> _RECORDS FOR THE TASK_

☆ ☆ ☆ ☆

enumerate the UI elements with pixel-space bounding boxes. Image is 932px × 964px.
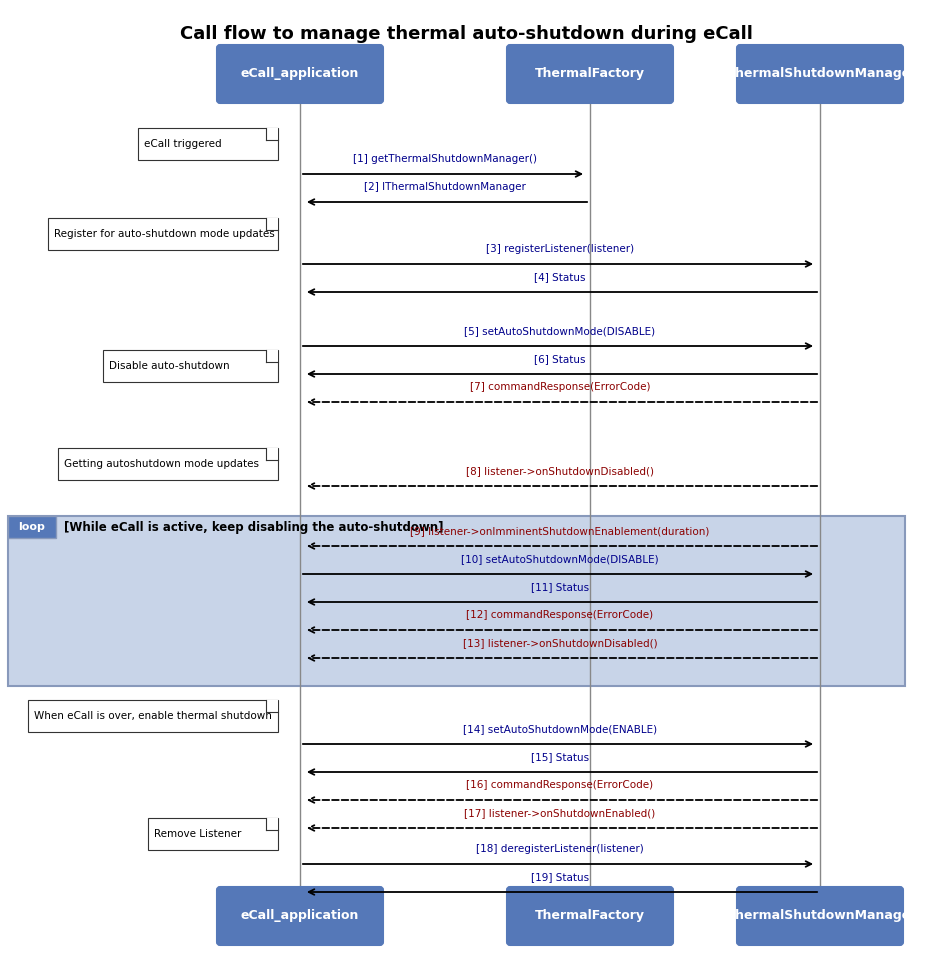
- Text: [8] listener->onShutdownDisabled(): [8] listener->onShutdownDisabled(): [466, 466, 654, 476]
- Text: [9] listener->onImminentShutdownEnablement(duration): [9] listener->onImminentShutdownEnableme…: [410, 526, 709, 536]
- Polygon shape: [266, 448, 278, 460]
- FancyBboxPatch shape: [217, 45, 383, 103]
- Bar: [48, 218, 278, 250]
- FancyBboxPatch shape: [737, 887, 903, 945]
- Text: loop: loop: [19, 522, 46, 532]
- Bar: [8, 516, 905, 686]
- Bar: [58, 448, 278, 480]
- Polygon shape: [266, 818, 278, 830]
- Text: [13] listener->onShutdownDisabled(): [13] listener->onShutdownDisabled(): [462, 638, 657, 648]
- FancyBboxPatch shape: [507, 45, 673, 103]
- Bar: [138, 128, 278, 160]
- Text: [3] registerListener(listener): [3] registerListener(listener): [486, 244, 634, 254]
- Text: [6] Status: [6] Status: [534, 354, 585, 364]
- Text: IThermalShutdownManager: IThermalShutdownManager: [723, 909, 917, 923]
- Polygon shape: [266, 700, 278, 712]
- Bar: [8, 516, 56, 538]
- Text: [While eCall is active, keep disabling the auto-shutdown]: [While eCall is active, keep disabling t…: [64, 521, 444, 533]
- Text: [11] Status: [11] Status: [531, 582, 589, 592]
- Text: eCall triggered: eCall triggered: [144, 139, 222, 149]
- Text: [1] getThermalShutdownManager(): [1] getThermalShutdownManager(): [353, 154, 537, 164]
- Text: eCall_application: eCall_application: [240, 909, 359, 923]
- Text: Disable auto-shutdown: Disable auto-shutdown: [109, 361, 229, 371]
- Text: Register for auto-shutdown mode updates: Register for auto-shutdown mode updates: [54, 229, 275, 239]
- Text: [7] commandResponse(ErrorCode): [7] commandResponse(ErrorCode): [470, 382, 651, 392]
- Text: When eCall is over, enable thermal shutdown: When eCall is over, enable thermal shutd…: [34, 711, 272, 721]
- Text: [12] commandResponse(ErrorCode): [12] commandResponse(ErrorCode): [466, 610, 653, 620]
- Text: Getting autoshutdown mode updates: Getting autoshutdown mode updates: [64, 459, 259, 469]
- Text: [15] Status: [15] Status: [531, 752, 589, 762]
- Text: Remove Listener: Remove Listener: [154, 829, 241, 839]
- Text: IThermalShutdownManager: IThermalShutdownManager: [723, 67, 917, 81]
- Text: ThermalFactory: ThermalFactory: [535, 67, 645, 81]
- FancyBboxPatch shape: [217, 887, 383, 945]
- Text: [2] IThermalShutdownManager: [2] IThermalShutdownManager: [364, 182, 526, 192]
- Text: eCall_application: eCall_application: [240, 67, 359, 81]
- Text: [19] Status: [19] Status: [531, 872, 589, 882]
- Text: [18] deregisterListener(listener): [18] deregisterListener(listener): [476, 844, 644, 854]
- Text: [14] setAutoShutdownMode(ENABLE): [14] setAutoShutdownMode(ENABLE): [463, 724, 657, 734]
- Polygon shape: [266, 218, 278, 230]
- Text: [17] listener->onShutdownEnabled(): [17] listener->onShutdownEnabled(): [464, 808, 655, 818]
- Text: ThermalFactory: ThermalFactory: [535, 909, 645, 923]
- Text: [5] setAutoShutdownMode(DISABLE): [5] setAutoShutdownMode(DISABLE): [464, 326, 655, 336]
- FancyBboxPatch shape: [507, 887, 673, 945]
- Bar: [28, 700, 278, 732]
- Text: [4] Status: [4] Status: [534, 272, 585, 282]
- Polygon shape: [266, 128, 278, 140]
- Text: Call flow to manage thermal auto-shutdown during eCall: Call flow to manage thermal auto-shutdow…: [180, 25, 752, 43]
- FancyBboxPatch shape: [737, 45, 903, 103]
- Bar: [103, 350, 278, 382]
- Text: [10] setAutoShutdownMode(DISABLE): [10] setAutoShutdownMode(DISABLE): [461, 554, 659, 564]
- Bar: [148, 818, 278, 850]
- Text: [16] commandResponse(ErrorCode): [16] commandResponse(ErrorCode): [466, 780, 653, 790]
- Polygon shape: [266, 350, 278, 362]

☆ ☆ ☆ ☆

> _EXERCISE REQUIREMENTS_
Lay out the records from the line containing "- Text: [8]" through the line containing "- Bar: [8, 516, 56, 538]", inclusive, as a Markdown table with the columns Row and Line. Leave out any blank lines.

> _RESPONSE_
| Row | Line |
|---|---|
| 1 | - Text: [8] listener->onShutdownDisabled(): [8] listener->onShutdownDisabled(): [466, 466, 654, 476] |
| 2 | - Text: [9] listener->onImminentShutdownEnablement(duration): [9] listener->onImminentShutdownEnableme…: [410, 526, 709, 536] |
| 3 | - Polygon shape: [266, 448, 278, 460] |
| 4 | - FancyBboxPatch shape: [217, 45, 383, 103] |
| 5 | - Bar: [48, 218, 278, 250] |
| 6 | - FancyBboxPatch shape: [737, 887, 903, 945] |
| 7 | - Text: loop: loop: [19, 522, 46, 532] |
| 8 | - Bar: [8, 516, 905, 686] |
| 9 | - Bar: [58, 448, 278, 480] |
| 10 | - Polygon shape: [266, 818, 278, 830] |
| 11 | - Text: [13] listener->onShutdownDisabled(): [13] listener->onShutdownDisabled(): [462, 638, 657, 648] |
| 12 | - FancyBboxPatch shape: [507, 45, 673, 103] |
| 13 | - Bar: [138, 128, 278, 160] |
| 14 | - Text: [3] registerListener(listener): [3] registerListener(listener): [486, 244, 634, 254] |
| 15 | - Text: [6] Status: [6] Status: [534, 354, 585, 364] |
| 16 | - Text: IThermalShutdownManager: IThermalShutdownManager: [723, 909, 917, 923] |
| 17 | - Polygon shape: [266, 700, 278, 712] |
| 18 | - Bar: [8, 516, 56, 538] |